▸ What the task asks:
Count the lines below that contain the word "skrzydła", and report only that number.

* * *

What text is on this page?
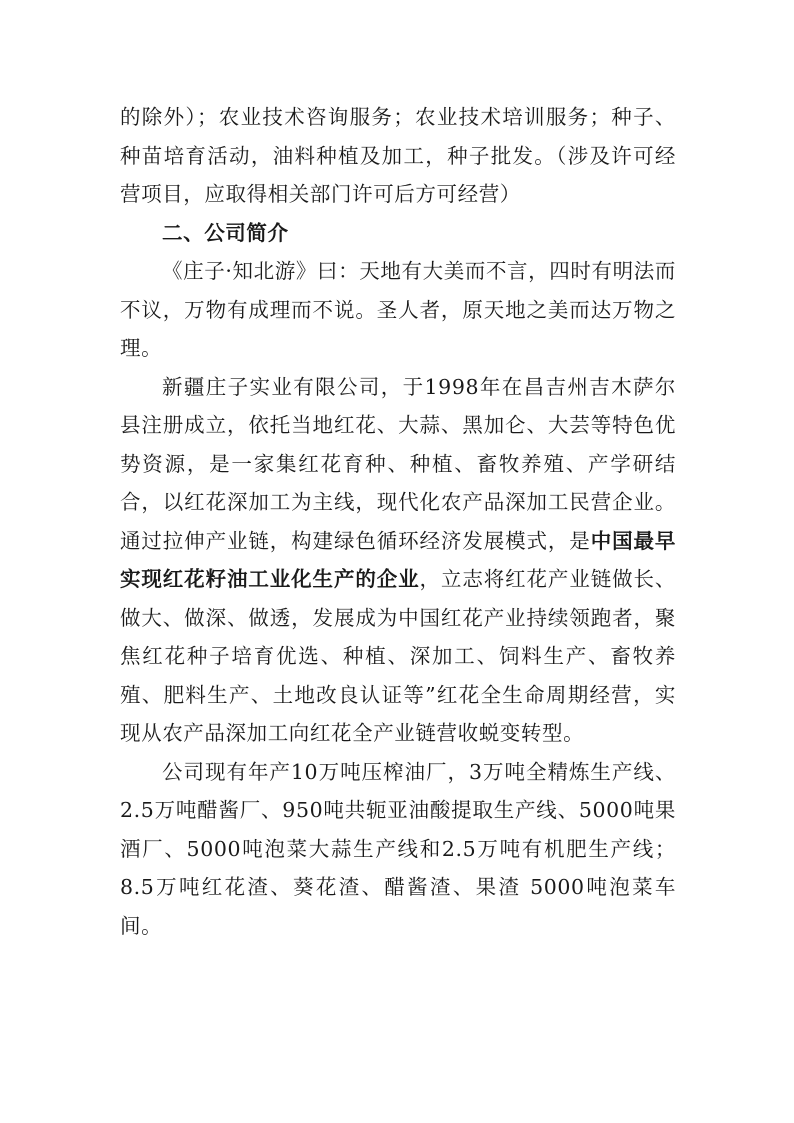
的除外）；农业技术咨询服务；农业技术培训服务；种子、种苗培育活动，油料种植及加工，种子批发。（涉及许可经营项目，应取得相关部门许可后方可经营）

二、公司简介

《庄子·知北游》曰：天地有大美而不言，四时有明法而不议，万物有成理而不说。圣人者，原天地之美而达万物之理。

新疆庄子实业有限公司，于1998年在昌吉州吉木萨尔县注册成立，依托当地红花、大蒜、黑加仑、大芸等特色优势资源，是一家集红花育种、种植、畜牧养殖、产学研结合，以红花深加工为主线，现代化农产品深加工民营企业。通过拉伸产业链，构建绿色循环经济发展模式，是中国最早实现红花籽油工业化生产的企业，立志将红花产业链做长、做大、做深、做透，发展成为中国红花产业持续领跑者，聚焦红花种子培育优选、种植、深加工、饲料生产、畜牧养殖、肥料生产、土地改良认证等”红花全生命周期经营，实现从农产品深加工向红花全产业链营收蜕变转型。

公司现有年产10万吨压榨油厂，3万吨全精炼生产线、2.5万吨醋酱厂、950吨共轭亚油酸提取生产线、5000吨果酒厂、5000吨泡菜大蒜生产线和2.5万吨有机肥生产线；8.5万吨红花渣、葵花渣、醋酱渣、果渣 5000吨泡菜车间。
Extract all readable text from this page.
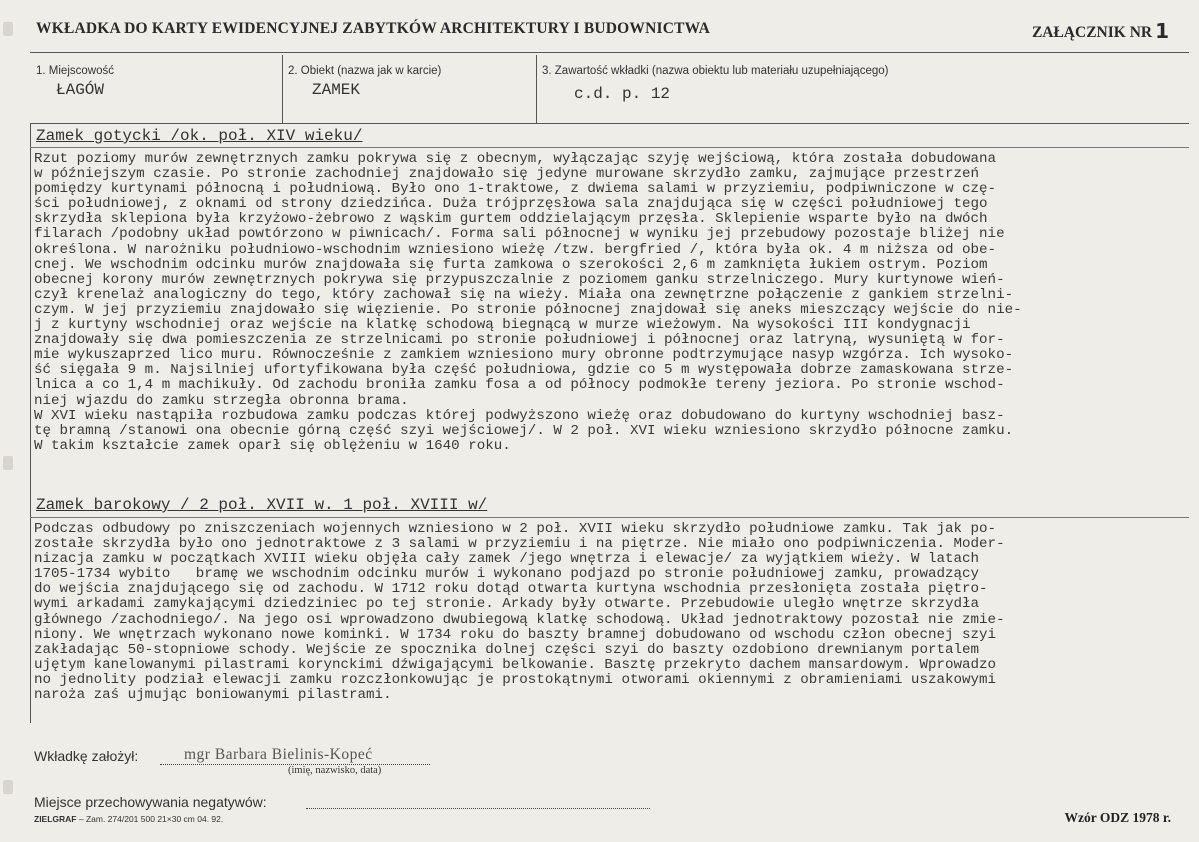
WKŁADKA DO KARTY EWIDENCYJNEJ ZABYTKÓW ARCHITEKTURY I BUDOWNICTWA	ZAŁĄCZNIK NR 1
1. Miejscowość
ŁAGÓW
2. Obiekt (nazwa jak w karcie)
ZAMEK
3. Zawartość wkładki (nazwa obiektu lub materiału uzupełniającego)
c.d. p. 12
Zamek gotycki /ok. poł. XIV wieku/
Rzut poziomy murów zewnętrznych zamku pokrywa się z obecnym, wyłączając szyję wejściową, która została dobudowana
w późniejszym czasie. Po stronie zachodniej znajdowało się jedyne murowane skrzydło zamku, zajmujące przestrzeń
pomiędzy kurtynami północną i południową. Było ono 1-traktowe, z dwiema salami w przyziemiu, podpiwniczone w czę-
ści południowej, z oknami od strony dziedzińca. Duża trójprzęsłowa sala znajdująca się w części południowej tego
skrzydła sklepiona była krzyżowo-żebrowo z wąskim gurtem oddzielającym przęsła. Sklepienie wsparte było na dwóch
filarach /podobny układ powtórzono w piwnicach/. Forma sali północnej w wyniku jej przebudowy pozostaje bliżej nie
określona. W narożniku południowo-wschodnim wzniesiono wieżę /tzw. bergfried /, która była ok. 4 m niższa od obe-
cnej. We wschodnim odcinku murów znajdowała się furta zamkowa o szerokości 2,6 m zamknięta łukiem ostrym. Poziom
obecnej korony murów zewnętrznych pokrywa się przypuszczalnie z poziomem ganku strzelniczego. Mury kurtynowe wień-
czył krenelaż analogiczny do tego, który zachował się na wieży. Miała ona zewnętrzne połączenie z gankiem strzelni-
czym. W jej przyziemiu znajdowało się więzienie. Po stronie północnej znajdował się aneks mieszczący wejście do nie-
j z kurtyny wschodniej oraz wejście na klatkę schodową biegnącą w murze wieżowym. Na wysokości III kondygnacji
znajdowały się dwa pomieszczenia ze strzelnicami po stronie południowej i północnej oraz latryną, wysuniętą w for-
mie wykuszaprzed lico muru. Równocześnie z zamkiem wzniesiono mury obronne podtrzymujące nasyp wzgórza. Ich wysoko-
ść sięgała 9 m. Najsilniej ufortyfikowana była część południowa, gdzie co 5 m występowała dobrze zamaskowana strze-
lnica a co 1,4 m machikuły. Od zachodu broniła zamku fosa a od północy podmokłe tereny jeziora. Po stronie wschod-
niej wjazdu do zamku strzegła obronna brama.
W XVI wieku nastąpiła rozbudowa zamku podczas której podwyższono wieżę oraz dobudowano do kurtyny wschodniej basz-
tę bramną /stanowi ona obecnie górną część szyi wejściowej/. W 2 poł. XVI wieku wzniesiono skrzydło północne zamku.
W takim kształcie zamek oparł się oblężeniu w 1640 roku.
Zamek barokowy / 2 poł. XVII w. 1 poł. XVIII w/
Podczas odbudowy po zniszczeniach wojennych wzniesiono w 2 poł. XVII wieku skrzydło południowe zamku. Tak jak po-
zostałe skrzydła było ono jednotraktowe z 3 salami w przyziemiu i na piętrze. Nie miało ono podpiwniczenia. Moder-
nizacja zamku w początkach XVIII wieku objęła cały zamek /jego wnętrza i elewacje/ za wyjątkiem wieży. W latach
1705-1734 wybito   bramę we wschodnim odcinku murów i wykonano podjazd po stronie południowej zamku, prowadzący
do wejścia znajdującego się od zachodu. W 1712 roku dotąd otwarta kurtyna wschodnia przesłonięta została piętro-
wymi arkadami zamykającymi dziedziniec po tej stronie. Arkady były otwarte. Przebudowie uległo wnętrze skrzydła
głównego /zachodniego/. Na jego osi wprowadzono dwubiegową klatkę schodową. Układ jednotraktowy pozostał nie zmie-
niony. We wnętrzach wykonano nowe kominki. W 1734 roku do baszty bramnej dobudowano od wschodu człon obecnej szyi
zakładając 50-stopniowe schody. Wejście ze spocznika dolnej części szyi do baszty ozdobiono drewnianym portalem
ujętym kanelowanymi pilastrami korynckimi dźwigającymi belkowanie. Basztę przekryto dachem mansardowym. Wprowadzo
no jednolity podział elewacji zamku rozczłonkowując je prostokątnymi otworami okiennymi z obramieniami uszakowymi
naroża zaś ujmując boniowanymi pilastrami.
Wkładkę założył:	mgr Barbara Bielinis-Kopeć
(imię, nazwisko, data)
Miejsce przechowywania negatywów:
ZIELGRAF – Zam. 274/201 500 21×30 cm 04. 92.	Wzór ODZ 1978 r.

* * *

▸ Finished exercise:
3